Would you restate all the data that follows, word for word?

● **Input material**

+++

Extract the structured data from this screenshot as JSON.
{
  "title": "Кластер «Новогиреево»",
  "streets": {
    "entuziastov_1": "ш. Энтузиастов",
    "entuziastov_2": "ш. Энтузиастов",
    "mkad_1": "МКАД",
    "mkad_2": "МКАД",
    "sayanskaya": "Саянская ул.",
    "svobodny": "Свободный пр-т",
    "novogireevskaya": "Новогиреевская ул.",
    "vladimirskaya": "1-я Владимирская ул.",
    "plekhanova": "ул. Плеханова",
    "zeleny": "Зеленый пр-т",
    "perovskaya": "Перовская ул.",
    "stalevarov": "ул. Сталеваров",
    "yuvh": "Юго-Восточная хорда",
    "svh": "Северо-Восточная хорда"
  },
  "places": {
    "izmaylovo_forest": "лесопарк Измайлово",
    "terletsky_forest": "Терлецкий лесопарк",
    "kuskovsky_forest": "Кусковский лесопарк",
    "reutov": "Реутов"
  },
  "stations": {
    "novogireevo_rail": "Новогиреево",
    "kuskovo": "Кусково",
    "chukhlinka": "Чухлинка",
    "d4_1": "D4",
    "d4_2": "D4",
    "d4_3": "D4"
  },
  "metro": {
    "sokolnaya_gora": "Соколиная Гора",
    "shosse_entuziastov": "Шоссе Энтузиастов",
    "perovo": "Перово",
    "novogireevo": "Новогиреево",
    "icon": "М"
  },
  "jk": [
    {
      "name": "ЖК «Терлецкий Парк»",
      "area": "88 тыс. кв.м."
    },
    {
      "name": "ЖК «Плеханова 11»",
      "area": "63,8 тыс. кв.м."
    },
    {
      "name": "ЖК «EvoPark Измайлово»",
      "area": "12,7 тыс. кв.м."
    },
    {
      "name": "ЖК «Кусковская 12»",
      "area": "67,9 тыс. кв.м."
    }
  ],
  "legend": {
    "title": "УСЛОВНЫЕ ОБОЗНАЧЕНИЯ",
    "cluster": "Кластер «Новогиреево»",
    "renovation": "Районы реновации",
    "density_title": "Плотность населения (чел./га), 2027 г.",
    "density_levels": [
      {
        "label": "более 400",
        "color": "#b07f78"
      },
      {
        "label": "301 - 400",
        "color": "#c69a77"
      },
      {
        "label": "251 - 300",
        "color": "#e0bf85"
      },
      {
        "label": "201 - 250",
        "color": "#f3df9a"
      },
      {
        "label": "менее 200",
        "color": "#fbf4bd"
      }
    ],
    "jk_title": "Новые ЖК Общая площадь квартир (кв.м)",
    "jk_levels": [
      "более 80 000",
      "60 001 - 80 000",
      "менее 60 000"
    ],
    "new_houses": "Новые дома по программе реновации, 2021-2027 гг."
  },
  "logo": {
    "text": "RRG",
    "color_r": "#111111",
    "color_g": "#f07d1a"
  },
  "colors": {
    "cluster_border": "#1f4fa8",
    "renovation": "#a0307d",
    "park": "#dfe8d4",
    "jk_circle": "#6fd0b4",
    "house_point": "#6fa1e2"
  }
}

+++

● **Answer below**
Extract the structured data from this screenshot as JSON.
{
  "title": "Кластер «Новогиреево»",
  "streets": {
    "entuziastov_1": "ш. Энтузиастов",
    "entuziastov_2": "ш. Энтузиастов",
    "mkad_1": "МКАД",
    "mkad_2": "МКАД",
    "sayanskaya": "Саянская ул.",
    "svobodny": "Свободный пр-т",
    "novogireevskaya": "Новогиреевская ул.",
    "vladimirskaya": "1-я Владимирская ул.",
    "plekhanova": "ул. Плеханова",
    "zeleny": "Зеленый пр-т",
    "perovskaya": "Перовская ул.",
    "stalevarov": "ул. Сталеваров",
    "yuvh": "Юго-Восточная хорда",
    "svh": "Северо-Восточная хорда"
  },
  "places": {
    "izmaylovo_forest": "лесопарк Измайлово",
    "terletsky_forest": "Терлецкий лесопарк",
    "kuskovsky_forest": "Кусковский лесопарк",
    "reutov": "Реутов"
  },
  "stations": {
    "novogireevo_rail": "Новогиреево",
    "kuskovo": "Кусково",
    "chukhlinka": "Чухлинка",
    "d4_1": "D4",
    "d4_2": "D4",
    "d4_3": "D4"
  },
  "metro": {
    "sokolnaya_gora": "Соколиная Гора",
    "shosse_entuziastov": "Шоссе Энтузиастов",
    "perovo": "Перово",
    "novogireevo": "Новогиреево",
    "icon": "М"
  },
  "jk": [
    {
      "name": "ЖК «Терлецкий Парк»",
      "area": "88 тыс. кв.м."
    },
    {
      "name": "ЖК «Плеханова 11»",
      "area": "63,8 тыс. кв.м."
    },
    {
      "name": "ЖК «EvoPark Измайлово»",
      "area": "12,7 тыс. кв.м."
    },
    {
      "name": "ЖК «Кусковская 12»",
      "area": "67,9 тыс. кв.м."
    }
  ],
  "legend": {
    "title": "УСЛОВНЫЕ ОБОЗНАЧЕНИЯ",
    "cluster": "Кластер «Новогиреево»",
    "renovation": "Районы реновации",
    "density_title": "Плотность населения (чел./га), 2027 г.",
    "density_levels": [
      {
        "label": "более 400",
        "color": "#b07f78"
      },
      {
        "label": "301 - 400",
        "color": "#c69a77"
      },
      {
        "label": "251 - 300",
        "color": "#e0bf85"
      },
      {
        "label": "201 - 250",
        "color": "#f3df9a"
      },
      {
        "label": "менее 200",
        "color": "#fbf4bd"
      }
    ],
    "jk_title": "Новые ЖК Общая площадь квартир (кв.м)",
    "jk_levels": [
      "более 80 000",
      "60 001 - 80 000",
      "менее 60 000"
    ],
    "new_houses": "Новые дома по программе реновации, 2021-2027 гг."
  },
  "logo": {
    "text": "RRG",
    "color_r": "#111111",
    "color_g": "#f07d1a"
  },
  "colors": {
    "cluster_border": "#1f4fa8",
    "renovation": "#a0307d",
    "park": "#dfe8d4",
    "jk_circle": "#6fd0b4",
    "house_point": "#6fa1e2"
  }
}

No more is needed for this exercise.